Exercise goal: Word for word, transcribe the lines below and drop the pictures.

......

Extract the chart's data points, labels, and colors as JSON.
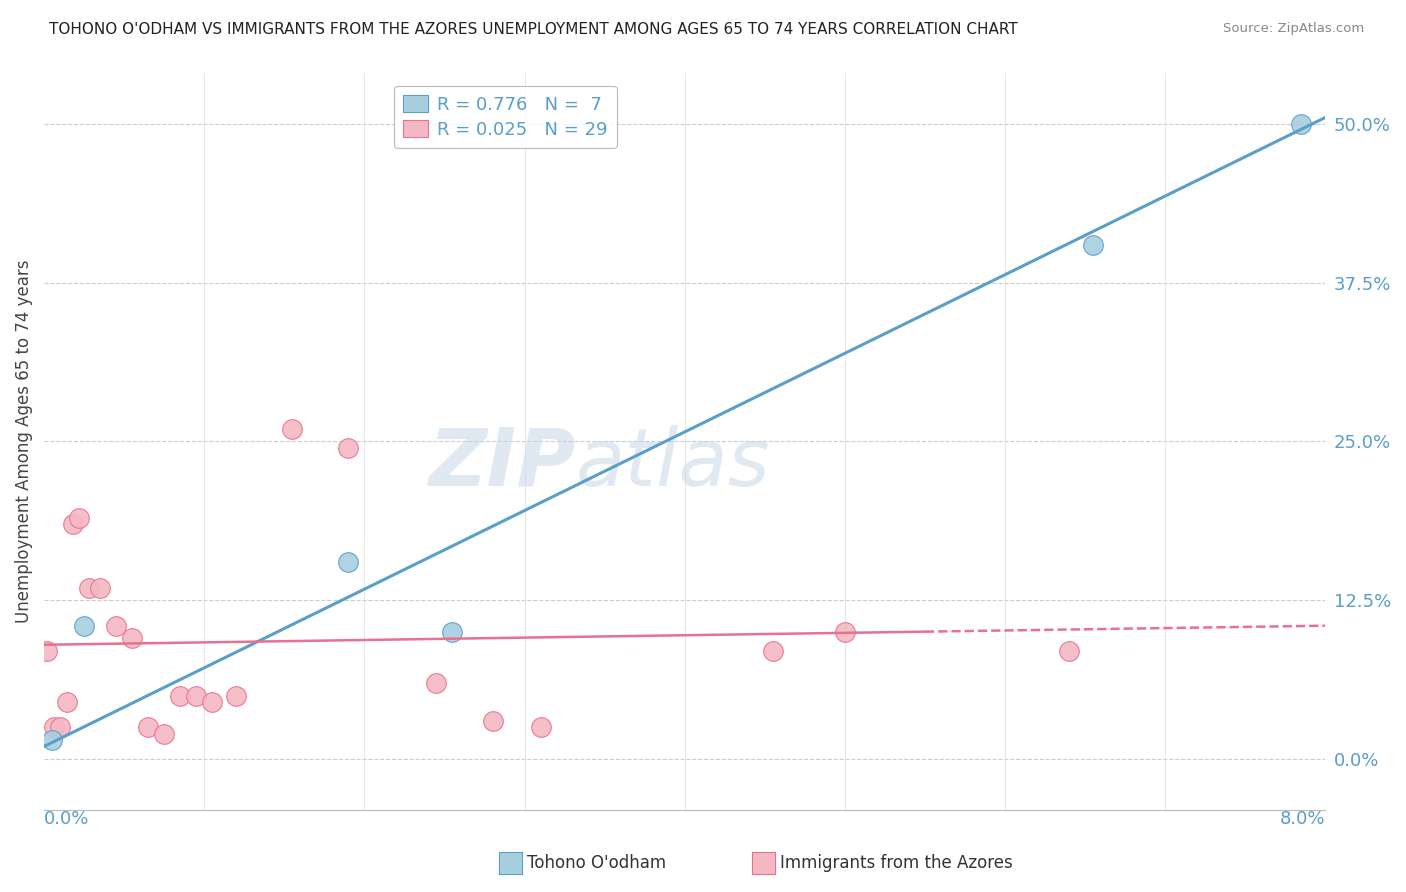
{
  "title": "TOHONO O'ODHAM VS IMMIGRANTS FROM THE AZORES UNEMPLOYMENT AMONG AGES 65 TO 74 YEARS CORRELATION CHART",
  "source": "Source: ZipAtlas.com",
  "ylabel": "Unemployment Among Ages 65 to 74 years",
  "ytick_vals": [
    0.0,
    12.5,
    25.0,
    37.5,
    50.0
  ],
  "xmin": 0.0,
  "xmax": 8.0,
  "ymin": -4.0,
  "ymax": 54.0,
  "legend1_R": "0.776",
  "legend1_N": "7",
  "legend2_R": "0.025",
  "legend2_N": "29",
  "color_blue": "#a8cfe0",
  "color_pink": "#f4b8c4",
  "color_blue_line": "#5a9ec9",
  "color_pink_line": "#e87090",
  "watermark_zip": "ZIP",
  "watermark_atlas": "atlas",
  "blue_scatter_x": [
    0.05,
    0.25,
    1.9,
    2.55,
    6.55,
    7.85
  ],
  "blue_scatter_y": [
    1.5,
    10.5,
    15.5,
    10.0,
    40.5,
    50.0
  ],
  "pink_scatter_x": [
    0.02,
    0.06,
    0.1,
    0.14,
    0.18,
    0.22,
    0.28,
    0.35,
    0.45,
    0.55,
    0.65,
    0.75,
    0.85,
    0.95,
    1.05,
    1.2,
    1.55,
    1.9,
    2.45,
    2.8,
    3.1,
    4.55,
    5.0,
    6.4
  ],
  "pink_scatter_y": [
    8.5,
    2.5,
    2.5,
    4.5,
    18.5,
    19.0,
    13.5,
    13.5,
    10.5,
    9.5,
    2.5,
    2.0,
    5.0,
    5.0,
    4.5,
    5.0,
    26.0,
    24.5,
    6.0,
    3.0,
    2.5,
    8.5,
    10.0,
    8.5
  ],
  "blue_line_x0": 0.0,
  "blue_line_y0": 1.0,
  "blue_line_x1": 8.0,
  "blue_line_y1": 50.5,
  "pink_line_x0": 0.0,
  "pink_line_y0": 9.0,
  "pink_line_x1": 8.0,
  "pink_line_y1": 10.5
}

......

Answer in full:
Extract the chart's data points, labels, and colors as JSON.
{
  "title": "TOHONO O'ODHAM VS IMMIGRANTS FROM THE AZORES UNEMPLOYMENT AMONG AGES 65 TO 74 YEARS CORRELATION CHART",
  "source": "Source: ZipAtlas.com",
  "ylabel": "Unemployment Among Ages 65 to 74 years",
  "ytick_vals": [
    0.0,
    12.5,
    25.0,
    37.5,
    50.0
  ],
  "xmin": 0.0,
  "xmax": 8.0,
  "ymin": -4.0,
  "ymax": 54.0,
  "legend1_R": "0.776",
  "legend1_N": "7",
  "legend2_R": "0.025",
  "legend2_N": "29",
  "color_blue": "#a8cfe0",
  "color_pink": "#f4b8c4",
  "color_blue_line": "#5a9ec9",
  "color_pink_line": "#e87090",
  "watermark_zip": "ZIP",
  "watermark_atlas": "atlas",
  "blue_scatter_x": [
    0.05,
    0.25,
    1.9,
    2.55,
    6.55,
    7.85
  ],
  "blue_scatter_y": [
    1.5,
    10.5,
    15.5,
    10.0,
    40.5,
    50.0
  ],
  "pink_scatter_x": [
    0.02,
    0.06,
    0.1,
    0.14,
    0.18,
    0.22,
    0.28,
    0.35,
    0.45,
    0.55,
    0.65,
    0.75,
    0.85,
    0.95,
    1.05,
    1.2,
    1.55,
    1.9,
    2.45,
    2.8,
    3.1,
    4.55,
    5.0,
    6.4
  ],
  "pink_scatter_y": [
    8.5,
    2.5,
    2.5,
    4.5,
    18.5,
    19.0,
    13.5,
    13.5,
    10.5,
    9.5,
    2.5,
    2.0,
    5.0,
    5.0,
    4.5,
    5.0,
    26.0,
    24.5,
    6.0,
    3.0,
    2.5,
    8.5,
    10.0,
    8.5
  ],
  "blue_line_x0": 0.0,
  "blue_line_y0": 1.0,
  "blue_line_x1": 8.0,
  "blue_line_y1": 50.5,
  "pink_line_x0": 0.0,
  "pink_line_y0": 9.0,
  "pink_line_x1": 8.0,
  "pink_line_y1": 10.5
}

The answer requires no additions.